* [To do]: All lines holding the string "general" are to be shown.

Records from a data source
::::::::
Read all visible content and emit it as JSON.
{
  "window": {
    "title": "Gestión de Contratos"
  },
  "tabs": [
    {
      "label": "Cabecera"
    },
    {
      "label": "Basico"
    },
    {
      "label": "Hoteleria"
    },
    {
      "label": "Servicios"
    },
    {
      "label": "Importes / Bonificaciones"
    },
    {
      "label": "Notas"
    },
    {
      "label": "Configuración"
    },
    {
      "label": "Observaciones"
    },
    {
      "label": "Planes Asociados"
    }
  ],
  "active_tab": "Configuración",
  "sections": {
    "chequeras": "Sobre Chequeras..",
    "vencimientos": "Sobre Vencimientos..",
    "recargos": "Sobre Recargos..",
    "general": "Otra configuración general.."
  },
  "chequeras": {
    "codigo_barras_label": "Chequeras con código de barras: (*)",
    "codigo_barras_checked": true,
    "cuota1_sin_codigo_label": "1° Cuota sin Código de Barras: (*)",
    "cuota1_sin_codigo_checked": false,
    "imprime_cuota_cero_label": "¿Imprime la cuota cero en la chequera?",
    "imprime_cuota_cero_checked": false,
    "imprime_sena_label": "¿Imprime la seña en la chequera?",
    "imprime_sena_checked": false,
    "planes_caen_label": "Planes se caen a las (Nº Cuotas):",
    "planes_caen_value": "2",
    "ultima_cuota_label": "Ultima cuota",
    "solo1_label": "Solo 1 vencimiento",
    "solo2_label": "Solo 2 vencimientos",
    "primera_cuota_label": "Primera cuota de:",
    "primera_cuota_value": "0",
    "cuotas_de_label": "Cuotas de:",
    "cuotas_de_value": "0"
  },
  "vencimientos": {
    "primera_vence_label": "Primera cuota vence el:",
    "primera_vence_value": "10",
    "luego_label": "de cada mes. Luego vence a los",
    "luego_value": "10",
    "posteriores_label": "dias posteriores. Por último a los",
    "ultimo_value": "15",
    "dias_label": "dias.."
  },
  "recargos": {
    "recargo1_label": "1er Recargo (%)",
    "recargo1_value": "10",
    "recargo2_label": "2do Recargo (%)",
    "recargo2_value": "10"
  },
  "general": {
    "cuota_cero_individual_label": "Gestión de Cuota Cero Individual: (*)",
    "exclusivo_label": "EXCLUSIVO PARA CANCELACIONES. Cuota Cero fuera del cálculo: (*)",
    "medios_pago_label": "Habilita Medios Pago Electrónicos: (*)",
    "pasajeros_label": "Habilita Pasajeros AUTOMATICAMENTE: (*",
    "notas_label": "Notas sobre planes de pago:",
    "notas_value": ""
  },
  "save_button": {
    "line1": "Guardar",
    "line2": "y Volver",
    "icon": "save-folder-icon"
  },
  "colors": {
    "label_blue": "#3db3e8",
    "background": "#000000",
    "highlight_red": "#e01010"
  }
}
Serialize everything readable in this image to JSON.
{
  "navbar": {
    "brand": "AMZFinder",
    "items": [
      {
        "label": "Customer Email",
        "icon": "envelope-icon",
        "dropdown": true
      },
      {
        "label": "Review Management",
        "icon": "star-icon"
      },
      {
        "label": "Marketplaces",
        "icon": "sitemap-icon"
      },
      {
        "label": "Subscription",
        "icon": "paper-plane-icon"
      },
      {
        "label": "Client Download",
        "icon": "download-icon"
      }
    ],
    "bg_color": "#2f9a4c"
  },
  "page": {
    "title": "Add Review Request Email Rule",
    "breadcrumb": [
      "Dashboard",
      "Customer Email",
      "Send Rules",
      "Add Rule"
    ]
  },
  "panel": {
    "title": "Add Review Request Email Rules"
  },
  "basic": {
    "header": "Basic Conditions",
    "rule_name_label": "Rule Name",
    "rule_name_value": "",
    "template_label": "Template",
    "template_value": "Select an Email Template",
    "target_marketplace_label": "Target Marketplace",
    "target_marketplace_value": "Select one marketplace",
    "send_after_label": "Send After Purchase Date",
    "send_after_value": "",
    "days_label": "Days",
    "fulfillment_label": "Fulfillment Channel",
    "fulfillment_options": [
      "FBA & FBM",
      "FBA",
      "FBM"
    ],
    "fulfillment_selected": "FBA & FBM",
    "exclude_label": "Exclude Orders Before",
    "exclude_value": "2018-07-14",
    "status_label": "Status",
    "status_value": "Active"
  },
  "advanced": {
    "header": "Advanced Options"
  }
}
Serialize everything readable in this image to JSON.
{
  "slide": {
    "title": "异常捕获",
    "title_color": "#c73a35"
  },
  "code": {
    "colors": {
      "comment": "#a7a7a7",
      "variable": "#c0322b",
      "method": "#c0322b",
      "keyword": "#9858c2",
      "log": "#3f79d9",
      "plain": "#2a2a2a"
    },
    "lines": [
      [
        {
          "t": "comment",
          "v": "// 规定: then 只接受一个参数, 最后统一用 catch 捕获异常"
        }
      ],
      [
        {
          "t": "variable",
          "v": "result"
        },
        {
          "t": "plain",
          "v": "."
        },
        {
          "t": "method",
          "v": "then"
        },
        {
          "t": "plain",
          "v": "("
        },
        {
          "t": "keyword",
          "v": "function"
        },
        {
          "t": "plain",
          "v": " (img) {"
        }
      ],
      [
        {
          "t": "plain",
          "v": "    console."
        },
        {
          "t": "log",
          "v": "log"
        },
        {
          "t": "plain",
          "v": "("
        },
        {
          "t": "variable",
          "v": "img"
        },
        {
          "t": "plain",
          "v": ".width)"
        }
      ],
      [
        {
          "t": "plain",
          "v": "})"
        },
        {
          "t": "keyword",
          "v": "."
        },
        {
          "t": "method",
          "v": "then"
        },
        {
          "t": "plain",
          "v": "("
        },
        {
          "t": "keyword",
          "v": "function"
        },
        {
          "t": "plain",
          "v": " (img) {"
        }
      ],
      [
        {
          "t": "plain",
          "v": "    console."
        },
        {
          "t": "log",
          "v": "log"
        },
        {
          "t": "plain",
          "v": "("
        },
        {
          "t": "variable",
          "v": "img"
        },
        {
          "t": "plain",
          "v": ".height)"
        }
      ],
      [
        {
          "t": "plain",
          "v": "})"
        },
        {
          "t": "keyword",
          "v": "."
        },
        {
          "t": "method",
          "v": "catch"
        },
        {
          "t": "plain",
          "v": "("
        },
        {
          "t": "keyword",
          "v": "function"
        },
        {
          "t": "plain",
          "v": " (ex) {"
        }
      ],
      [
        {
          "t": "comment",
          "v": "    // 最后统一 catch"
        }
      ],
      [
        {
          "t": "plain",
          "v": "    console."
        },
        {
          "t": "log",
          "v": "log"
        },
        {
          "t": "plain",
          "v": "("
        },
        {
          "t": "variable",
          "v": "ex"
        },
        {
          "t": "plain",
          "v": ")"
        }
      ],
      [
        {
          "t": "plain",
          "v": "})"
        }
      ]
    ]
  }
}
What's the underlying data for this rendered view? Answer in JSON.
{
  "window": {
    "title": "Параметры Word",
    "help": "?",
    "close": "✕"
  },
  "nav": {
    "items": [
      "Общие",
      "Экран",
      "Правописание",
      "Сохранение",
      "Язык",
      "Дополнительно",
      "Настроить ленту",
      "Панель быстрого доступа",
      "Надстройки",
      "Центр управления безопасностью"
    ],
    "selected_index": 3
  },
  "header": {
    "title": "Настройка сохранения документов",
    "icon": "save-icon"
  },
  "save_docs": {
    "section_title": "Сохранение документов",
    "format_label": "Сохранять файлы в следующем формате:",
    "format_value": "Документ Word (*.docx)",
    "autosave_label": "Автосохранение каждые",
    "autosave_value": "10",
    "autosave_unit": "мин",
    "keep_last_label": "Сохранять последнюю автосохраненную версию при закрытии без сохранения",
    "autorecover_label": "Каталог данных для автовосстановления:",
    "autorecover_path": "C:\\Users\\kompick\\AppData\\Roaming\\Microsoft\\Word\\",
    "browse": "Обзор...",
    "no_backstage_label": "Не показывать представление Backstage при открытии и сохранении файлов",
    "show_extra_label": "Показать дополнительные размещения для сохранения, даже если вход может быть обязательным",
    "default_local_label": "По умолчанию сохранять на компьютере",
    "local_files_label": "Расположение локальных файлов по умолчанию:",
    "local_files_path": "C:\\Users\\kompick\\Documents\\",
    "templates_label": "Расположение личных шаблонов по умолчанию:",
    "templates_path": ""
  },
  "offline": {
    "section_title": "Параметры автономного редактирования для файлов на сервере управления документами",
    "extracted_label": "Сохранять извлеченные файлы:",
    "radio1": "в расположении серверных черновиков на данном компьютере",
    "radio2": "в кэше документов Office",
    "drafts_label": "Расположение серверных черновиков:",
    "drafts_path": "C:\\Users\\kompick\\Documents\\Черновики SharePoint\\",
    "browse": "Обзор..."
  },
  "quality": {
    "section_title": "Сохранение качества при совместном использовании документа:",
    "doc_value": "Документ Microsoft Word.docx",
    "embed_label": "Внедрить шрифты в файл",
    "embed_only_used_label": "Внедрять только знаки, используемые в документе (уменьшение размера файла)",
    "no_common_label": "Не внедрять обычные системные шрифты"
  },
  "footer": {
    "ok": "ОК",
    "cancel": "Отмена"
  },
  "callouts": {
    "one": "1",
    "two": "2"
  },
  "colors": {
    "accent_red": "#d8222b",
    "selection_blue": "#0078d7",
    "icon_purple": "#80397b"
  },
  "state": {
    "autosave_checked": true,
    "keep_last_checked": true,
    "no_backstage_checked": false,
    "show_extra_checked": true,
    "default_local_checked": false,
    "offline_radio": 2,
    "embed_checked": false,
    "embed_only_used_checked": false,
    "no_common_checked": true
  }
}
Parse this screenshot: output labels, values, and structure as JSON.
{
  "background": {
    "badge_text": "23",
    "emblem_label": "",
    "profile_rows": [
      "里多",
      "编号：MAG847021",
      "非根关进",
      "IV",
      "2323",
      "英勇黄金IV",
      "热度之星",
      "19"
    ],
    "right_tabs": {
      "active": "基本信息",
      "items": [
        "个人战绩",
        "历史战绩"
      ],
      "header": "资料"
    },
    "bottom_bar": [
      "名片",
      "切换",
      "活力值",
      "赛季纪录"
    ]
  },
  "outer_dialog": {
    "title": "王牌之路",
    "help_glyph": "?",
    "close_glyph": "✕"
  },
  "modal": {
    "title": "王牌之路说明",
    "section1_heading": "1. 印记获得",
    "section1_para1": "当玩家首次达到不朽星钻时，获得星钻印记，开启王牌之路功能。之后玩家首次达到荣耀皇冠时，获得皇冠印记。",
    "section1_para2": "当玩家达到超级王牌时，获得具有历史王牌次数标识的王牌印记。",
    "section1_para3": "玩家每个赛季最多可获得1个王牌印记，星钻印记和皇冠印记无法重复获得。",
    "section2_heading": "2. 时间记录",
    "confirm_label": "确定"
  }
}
::::::::
* [Exercise answer]:
    "general": "Otra configuración general.."
  "general": {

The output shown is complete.